_THE PROBLEM:_
Report the count of lines containing the word "this" in the entries below, and nothing more.

--- Begin ---

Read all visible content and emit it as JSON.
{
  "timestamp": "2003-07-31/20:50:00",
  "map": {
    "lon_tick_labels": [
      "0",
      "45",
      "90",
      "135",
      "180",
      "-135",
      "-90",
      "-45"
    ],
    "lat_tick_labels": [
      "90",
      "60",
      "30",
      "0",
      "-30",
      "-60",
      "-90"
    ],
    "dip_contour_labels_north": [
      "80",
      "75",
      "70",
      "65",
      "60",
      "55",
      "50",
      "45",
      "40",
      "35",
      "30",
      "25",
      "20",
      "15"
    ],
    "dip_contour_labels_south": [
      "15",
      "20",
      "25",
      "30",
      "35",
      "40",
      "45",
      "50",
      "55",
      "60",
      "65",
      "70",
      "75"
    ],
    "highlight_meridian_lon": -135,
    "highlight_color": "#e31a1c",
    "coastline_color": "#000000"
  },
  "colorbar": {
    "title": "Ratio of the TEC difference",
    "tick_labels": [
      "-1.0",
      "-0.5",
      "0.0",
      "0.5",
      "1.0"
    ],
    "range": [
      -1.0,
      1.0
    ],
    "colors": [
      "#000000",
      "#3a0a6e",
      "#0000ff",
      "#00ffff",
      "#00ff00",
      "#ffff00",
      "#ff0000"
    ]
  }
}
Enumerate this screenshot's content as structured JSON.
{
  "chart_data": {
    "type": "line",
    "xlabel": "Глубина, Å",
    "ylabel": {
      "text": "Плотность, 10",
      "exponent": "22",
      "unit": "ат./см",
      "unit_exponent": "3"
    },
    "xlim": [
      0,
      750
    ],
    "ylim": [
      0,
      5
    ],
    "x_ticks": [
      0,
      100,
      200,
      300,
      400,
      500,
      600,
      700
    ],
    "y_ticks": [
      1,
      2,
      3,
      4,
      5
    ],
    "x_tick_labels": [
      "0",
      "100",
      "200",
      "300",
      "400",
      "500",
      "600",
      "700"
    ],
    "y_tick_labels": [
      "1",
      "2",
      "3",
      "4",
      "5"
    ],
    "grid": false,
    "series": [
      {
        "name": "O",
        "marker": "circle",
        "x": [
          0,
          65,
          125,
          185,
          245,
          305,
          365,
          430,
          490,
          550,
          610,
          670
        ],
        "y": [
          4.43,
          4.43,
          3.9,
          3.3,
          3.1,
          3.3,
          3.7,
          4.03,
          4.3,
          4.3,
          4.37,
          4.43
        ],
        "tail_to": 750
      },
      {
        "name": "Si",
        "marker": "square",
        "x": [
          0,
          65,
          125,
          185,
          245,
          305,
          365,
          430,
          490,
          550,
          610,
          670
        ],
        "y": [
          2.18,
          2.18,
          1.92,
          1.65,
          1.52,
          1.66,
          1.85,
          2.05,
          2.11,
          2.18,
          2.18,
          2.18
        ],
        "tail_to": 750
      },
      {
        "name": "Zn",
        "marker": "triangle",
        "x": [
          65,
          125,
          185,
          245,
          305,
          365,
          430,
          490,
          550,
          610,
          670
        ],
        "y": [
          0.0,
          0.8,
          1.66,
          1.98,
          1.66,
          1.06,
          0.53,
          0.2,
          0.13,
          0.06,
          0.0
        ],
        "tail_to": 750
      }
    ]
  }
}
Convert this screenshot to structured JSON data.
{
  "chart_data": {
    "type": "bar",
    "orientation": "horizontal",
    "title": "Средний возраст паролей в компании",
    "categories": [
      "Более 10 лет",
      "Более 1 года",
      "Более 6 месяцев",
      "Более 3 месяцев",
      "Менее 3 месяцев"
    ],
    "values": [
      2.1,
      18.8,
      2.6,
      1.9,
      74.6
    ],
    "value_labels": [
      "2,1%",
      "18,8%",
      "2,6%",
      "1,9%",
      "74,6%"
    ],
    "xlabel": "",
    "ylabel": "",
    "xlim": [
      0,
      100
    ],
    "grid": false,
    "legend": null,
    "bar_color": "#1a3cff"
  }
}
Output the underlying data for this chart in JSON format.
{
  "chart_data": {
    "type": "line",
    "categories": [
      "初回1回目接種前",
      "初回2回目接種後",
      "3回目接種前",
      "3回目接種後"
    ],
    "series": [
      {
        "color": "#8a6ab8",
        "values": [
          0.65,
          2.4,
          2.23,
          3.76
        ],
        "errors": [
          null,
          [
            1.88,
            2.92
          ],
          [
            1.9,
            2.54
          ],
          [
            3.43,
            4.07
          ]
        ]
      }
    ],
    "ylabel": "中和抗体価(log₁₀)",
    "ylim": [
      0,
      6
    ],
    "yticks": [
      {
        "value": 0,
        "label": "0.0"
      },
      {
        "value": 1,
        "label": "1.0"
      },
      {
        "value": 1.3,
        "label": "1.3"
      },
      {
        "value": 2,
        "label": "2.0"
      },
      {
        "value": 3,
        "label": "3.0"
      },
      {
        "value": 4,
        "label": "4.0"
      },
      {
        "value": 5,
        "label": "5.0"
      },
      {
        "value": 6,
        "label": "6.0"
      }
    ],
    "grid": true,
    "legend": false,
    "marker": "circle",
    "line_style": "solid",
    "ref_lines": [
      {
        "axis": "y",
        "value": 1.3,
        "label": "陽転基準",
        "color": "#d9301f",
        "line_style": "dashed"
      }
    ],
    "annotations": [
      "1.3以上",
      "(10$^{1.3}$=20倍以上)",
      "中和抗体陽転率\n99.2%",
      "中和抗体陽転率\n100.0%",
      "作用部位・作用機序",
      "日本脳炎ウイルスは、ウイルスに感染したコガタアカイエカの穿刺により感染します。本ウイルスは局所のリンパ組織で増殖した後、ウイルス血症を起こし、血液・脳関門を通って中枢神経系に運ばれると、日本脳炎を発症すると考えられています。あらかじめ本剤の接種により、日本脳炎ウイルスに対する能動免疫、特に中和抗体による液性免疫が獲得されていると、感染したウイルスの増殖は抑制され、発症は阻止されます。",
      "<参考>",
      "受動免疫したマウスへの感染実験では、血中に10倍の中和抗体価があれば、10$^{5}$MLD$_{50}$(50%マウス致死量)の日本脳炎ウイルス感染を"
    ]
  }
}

--- End ---

_THE ANSWER:_
3